- Given request -
Omit all images. Transcribe the rest of the material below exactly.

(Extracted records)
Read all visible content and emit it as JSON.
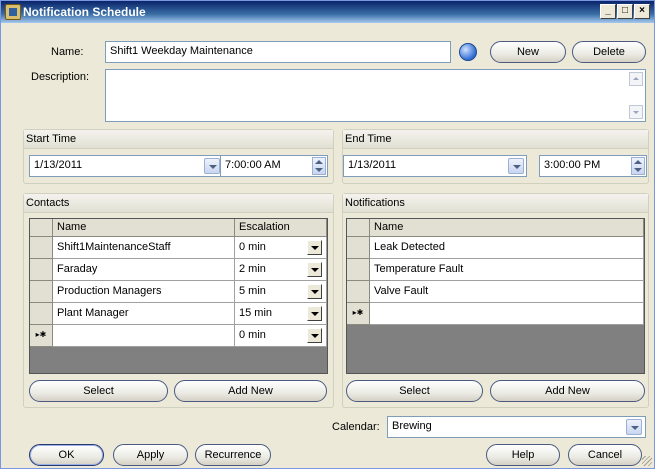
{
  "window": {
    "title": "Notification Schedule",
    "icon": "schedule-app-icon",
    "min_glyph": "_",
    "max_glyph": "□",
    "close_glyph": "×"
  },
  "name": {
    "label": "Name:",
    "value": "Shift1 Weekday Maintenance"
  },
  "description": {
    "label": "Description:",
    "value": ""
  },
  "top_buttons": {
    "new": "New",
    "delete": "Delete"
  },
  "start_time": {
    "header": "Start Time",
    "date": "1/13/2011",
    "time": "7:00:00 AM"
  },
  "end_time": {
    "header": "End Time",
    "date": "1/13/2011",
    "time": "3:00:00 PM"
  },
  "contacts": {
    "header": "Contacts",
    "columns": [
      "Name",
      "Escalation"
    ],
    "rows": [
      {
        "name": "Shift1MaintenanceStaff",
        "escalation": "0 min"
      },
      {
        "name": "Faraday",
        "escalation": "2 min"
      },
      {
        "name": "Production Managers",
        "escalation": "5 min"
      },
      {
        "name": "Plant Manager",
        "escalation": "15 min"
      },
      {
        "name": "",
        "escalation": "0 min",
        "new_row": true
      }
    ],
    "new_row_marker": "▸✱",
    "select": "Select",
    "add_new": "Add New"
  },
  "notifications": {
    "header": "Notifications",
    "columns": [
      "Name"
    ],
    "rows": [
      {
        "name": "Leak Detected"
      },
      {
        "name": "Temperature Fault"
      },
      {
        "name": "Valve Fault"
      },
      {
        "name": "",
        "new_row": true
      }
    ],
    "new_row_marker": "▸✱",
    "select": "Select",
    "add_new": "Add New"
  },
  "calendar": {
    "label": "Calendar:",
    "value": "Brewing"
  },
  "bottom_buttons": {
    "ok": "OK",
    "apply": "Apply",
    "recurrence": "Recurrence",
    "help": "Help",
    "cancel": "Cancel"
  },
  "colors": {
    "title_bar": "#0a246a",
    "window_bg": "#ece9d8",
    "grid_bg": "#808080",
    "field_border": "#7f9db9"
  }
}
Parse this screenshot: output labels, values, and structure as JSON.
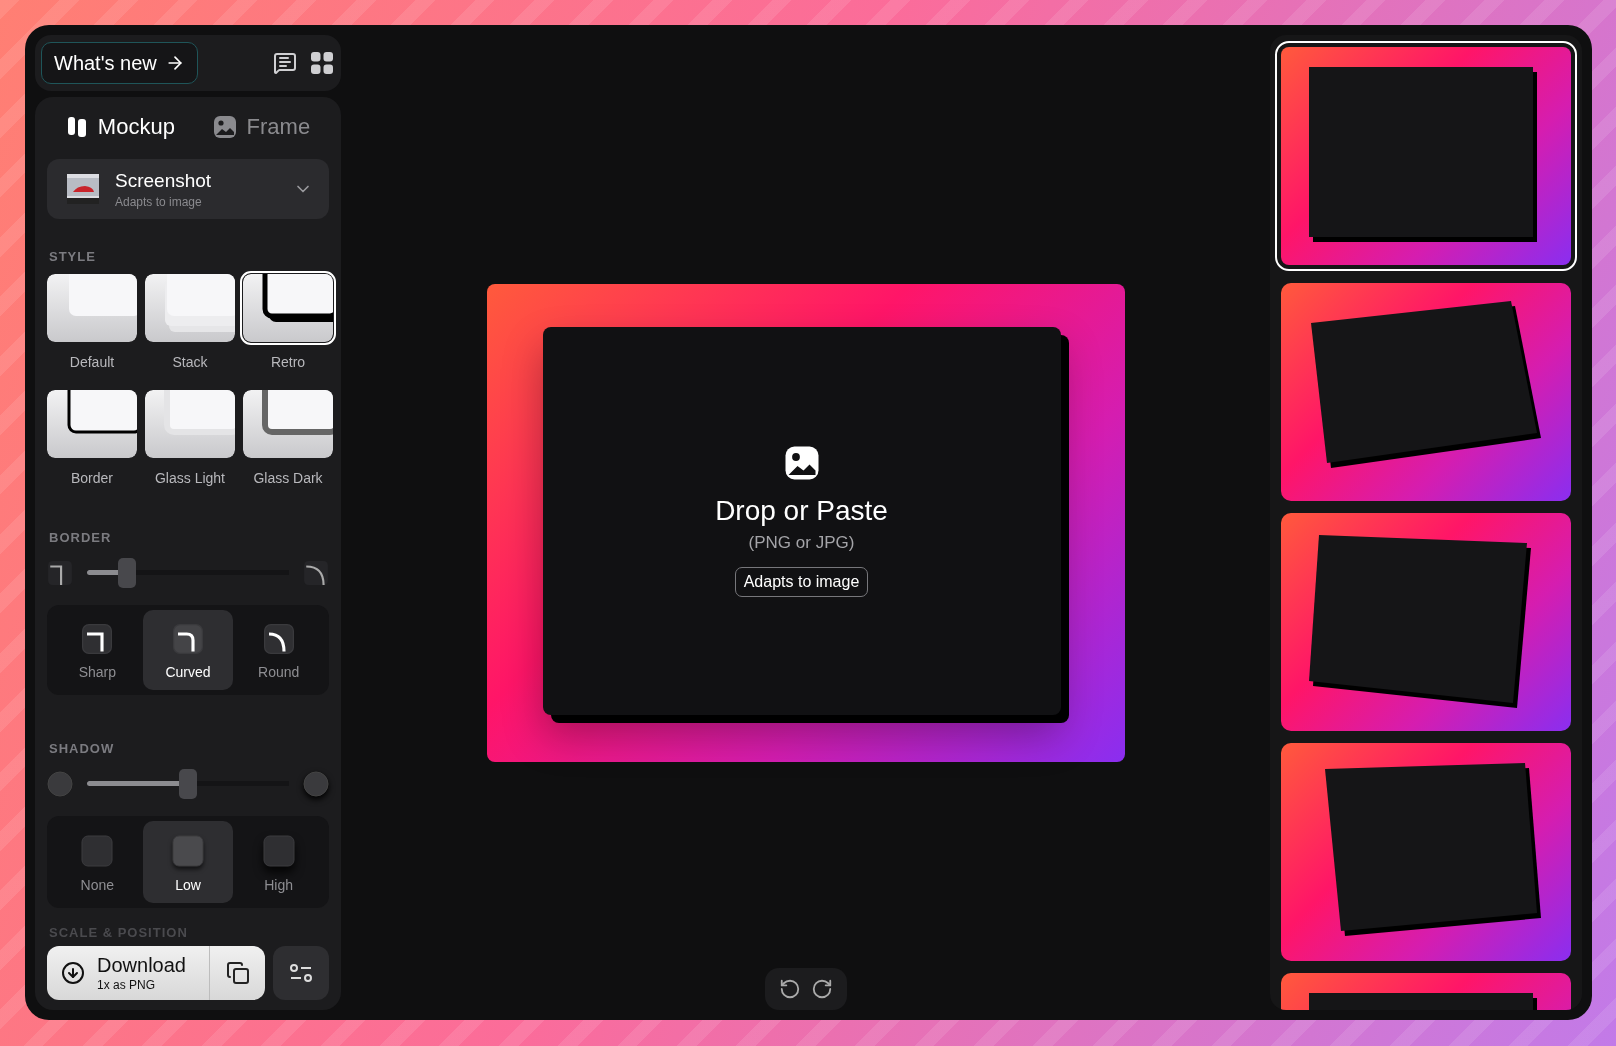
{
  "header": {
    "whats_new": "What's new"
  },
  "mode_tabs": [
    {
      "label": "Mockup",
      "kind": "mockup",
      "selected": true
    },
    {
      "label": "Frame",
      "kind": "frame",
      "selected": false
    }
  ],
  "device_select": {
    "title": "Screenshot",
    "subtitle": "Adapts to image"
  },
  "style": {
    "heading": "STYLE",
    "options": [
      {
        "label": "Default",
        "kind": "default",
        "selected": false
      },
      {
        "label": "Stack",
        "kind": "stack",
        "selected": false
      },
      {
        "label": "Retro",
        "kind": "retro",
        "selected": true
      },
      {
        "label": "Border",
        "kind": "border",
        "selected": false
      },
      {
        "label": "Glass Light",
        "kind": "glass-light",
        "selected": false
      },
      {
        "label": "Glass Dark",
        "kind": "glass-dark",
        "selected": false
      }
    ]
  },
  "border": {
    "heading": "BORDER",
    "level": 0.2,
    "options": [
      {
        "label": "Sharp",
        "kind": "sharp",
        "selected": false
      },
      {
        "label": "Curved",
        "kind": "curved",
        "selected": true
      },
      {
        "label": "Round",
        "kind": "round",
        "selected": false
      }
    ]
  },
  "shadow": {
    "heading": "SHADOW",
    "level": 0.5,
    "options": [
      {
        "label": "None",
        "kind": "none",
        "selected": false
      },
      {
        "label": "Low",
        "kind": "low",
        "selected": true
      },
      {
        "label": "High",
        "kind": "high",
        "selected": false
      }
    ]
  },
  "next_section": {
    "heading": "SCALE & POSITION"
  },
  "download": {
    "title": "Download",
    "subtitle": "1x as PNG"
  },
  "canvas": {
    "title": "Drop or Paste",
    "hint": "(PNG or JPG)",
    "badge": "Adapts to image"
  },
  "thumbnails": [
    {
      "kind": "flat",
      "selected": true
    },
    {
      "kind": "tilt-right",
      "selected": false
    },
    {
      "kind": "tilt-left",
      "selected": false
    },
    {
      "kind": "tilt-back",
      "selected": false
    },
    {
      "kind": "flat",
      "selected": false
    }
  ]
}
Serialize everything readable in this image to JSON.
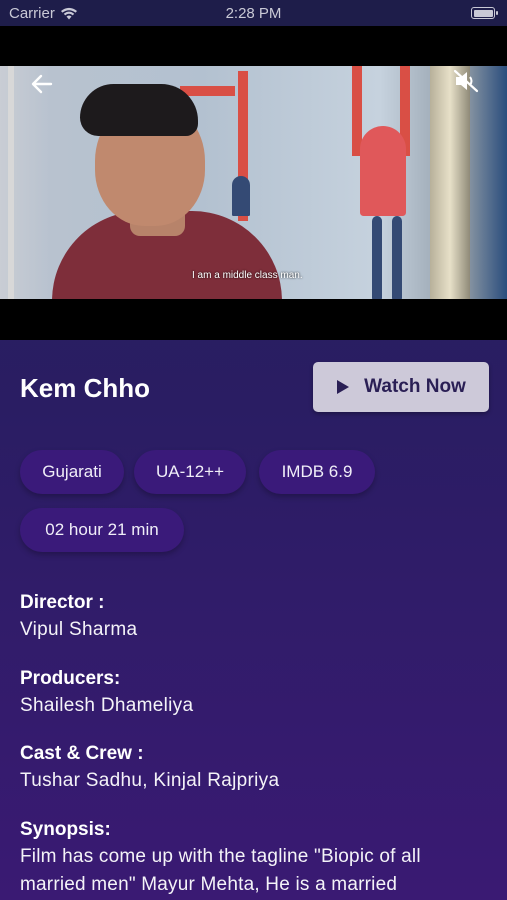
{
  "status_bar": {
    "carrier": "Carrier",
    "time": "2:28 PM"
  },
  "video": {
    "subtitle": "I am a middle class man."
  },
  "movie": {
    "title": "Kem Chho",
    "watch_label": "Watch Now"
  },
  "chips": [
    "Gujarati",
    "UA-12++",
    "IMDB 6.9",
    "02 hour 21 min"
  ],
  "details": {
    "director_label": "Director :",
    "director": "Vipul Sharma",
    "producers_label": "Producers:",
    "producers": "Shailesh Dhameliya",
    "cast_label": "Cast & Crew :",
    "cast": "Tushar Sadhu, Kinjal Rajpriya",
    "synopsis_label": "Synopsis:",
    "synopsis": "Film has come up with the tagline \"Biopic of all married men\" Mayur Mehta, He is a married"
  },
  "icons": {
    "back": "arrow-left-icon",
    "mute": "volume-mute-icon",
    "play": "play-icon",
    "wifi": "wifi-icon",
    "battery": "battery-icon"
  },
  "colors": {
    "chip_bg": "#3a1a7a",
    "button_bg": "#cdc9d9",
    "button_text": "#2a1f55"
  }
}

- Exercise solution -
Read all visible content and emit it as JSON.
{
  "window": {
    "title": "Notification Schedule",
    "icon": "schedule-app-icon",
    "min_glyph": "_",
    "max_glyph": "□",
    "close_glyph": "×"
  },
  "name": {
    "label": "Name:",
    "value": "Shift1 Weekday Maintenance"
  },
  "description": {
    "label": "Description:",
    "value": ""
  },
  "top_buttons": {
    "new": "New",
    "delete": "Delete"
  },
  "start_time": {
    "header": "Start Time",
    "date": "1/13/2011",
    "time": "7:00:00 AM"
  },
  "end_time": {
    "header": "End Time",
    "date": "1/13/2011",
    "time": "3:00:00 PM"
  },
  "contacts": {
    "header": "Contacts",
    "columns": [
      "Name",
      "Escalation"
    ],
    "rows": [
      {
        "name": "Shift1MaintenanceStaff",
        "escalation": "0 min"
      },
      {
        "name": "Faraday",
        "escalation": "2 min"
      },
      {
        "name": "Production Managers",
        "escalation": "5 min"
      },
      {
        "name": "Plant Manager",
        "escalation": "15 min"
      },
      {
        "name": "",
        "escalation": "0 min",
        "new_row": true
      }
    ],
    "new_row_marker": "▸✱",
    "select": "Select",
    "add_new": "Add New"
  },
  "notifications": {
    "header": "Notifications",
    "columns": [
      "Name"
    ],
    "rows": [
      {
        "name": "Leak Detected"
      },
      {
        "name": "Temperature Fault"
      },
      {
        "name": "Valve Fault"
      },
      {
        "name": "",
        "new_row": true
      }
    ],
    "new_row_marker": "▸✱",
    "select": "Select",
    "add_new": "Add New"
  },
  "calendar": {
    "label": "Calendar:",
    "value": "Brewing"
  },
  "bottom_buttons": {
    "ok": "OK",
    "apply": "Apply",
    "recurrence": "Recurrence",
    "help": "Help",
    "cancel": "Cancel"
  },
  "colors": {
    "title_bar": "#0a246a",
    "window_bg": "#ece9d8",
    "grid_bg": "#808080",
    "field_border": "#7f9db9"
  }
}
Parse this screenshot: output labels, values, and structure as JSON.
{
  "header": {
    "whats_new": "What's new"
  },
  "mode_tabs": [
    {
      "label": "Mockup",
      "kind": "mockup",
      "selected": true
    },
    {
      "label": "Frame",
      "kind": "frame",
      "selected": false
    }
  ],
  "device_select": {
    "title": "Screenshot",
    "subtitle": "Adapts to image"
  },
  "style": {
    "heading": "STYLE",
    "options": [
      {
        "label": "Default",
        "kind": "default",
        "selected": false
      },
      {
        "label": "Stack",
        "kind": "stack",
        "selected": false
      },
      {
        "label": "Retro",
        "kind": "retro",
        "selected": true
      },
      {
        "label": "Border",
        "kind": "border",
        "selected": false
      },
      {
        "label": "Glass Light",
        "kind": "glass-light",
        "selected": false
      },
      {
        "label": "Glass Dark",
        "kind": "glass-dark",
        "selected": false
      }
    ]
  },
  "border": {
    "heading": "BORDER",
    "level": 0.2,
    "options": [
      {
        "label": "Sharp",
        "kind": "sharp",
        "selected": false
      },
      {
        "label": "Curved",
        "kind": "curved",
        "selected": true
      },
      {
        "label": "Round",
        "kind": "round",
        "selected": false
      }
    ]
  },
  "shadow": {
    "heading": "SHADOW",
    "level": 0.5,
    "options": [
      {
        "label": "None",
        "kind": "none",
        "selected": false
      },
      {
        "label": "Low",
        "kind": "low",
        "selected": true
      },
      {
        "label": "High",
        "kind": "high",
        "selected": false
      }
    ]
  },
  "next_section": {
    "heading": "SCALE & POSITION"
  },
  "download": {
    "title": "Download",
    "subtitle": "1x as PNG"
  },
  "canvas": {
    "title": "Drop or Paste",
    "hint": "(PNG or JPG)",
    "badge": "Adapts to image"
  },
  "thumbnails": [
    {
      "kind": "flat",
      "selected": true
    },
    {
      "kind": "tilt-right",
      "selected": false
    },
    {
      "kind": "tilt-left",
      "selected": false
    },
    {
      "kind": "tilt-back",
      "selected": false
    },
    {
      "kind": "flat",
      "selected": false
    }
  ]
}
Serialize everything readable in this image to JSON.
{
  "status_bar": {
    "carrier": "Carrier",
    "time": "2:28 PM"
  },
  "video": {
    "subtitle": "I am a middle class man."
  },
  "movie": {
    "title": "Kem Chho",
    "watch_label": "Watch Now"
  },
  "chips": [
    "Gujarati",
    "UA-12++",
    "IMDB 6.9",
    "02 hour 21 min"
  ],
  "details": {
    "director_label": "Director :",
    "director": "Vipul Sharma",
    "producers_label": "Producers:",
    "producers": "Shailesh Dhameliya",
    "cast_label": "Cast & Crew :",
    "cast": "Tushar Sadhu, Kinjal Rajpriya",
    "synopsis_label": "Synopsis:",
    "synopsis": "Film has come up with the tagline \"Biopic of all married men\" Mayur Mehta, He is a married"
  },
  "icons": {
    "back": "arrow-left-icon",
    "mute": "volume-mute-icon",
    "play": "play-icon",
    "wifi": "wifi-icon",
    "battery": "battery-icon"
  },
  "colors": {
    "chip_bg": "#3a1a7a",
    "button_bg": "#cdc9d9",
    "button_text": "#2a1f55"
  }
}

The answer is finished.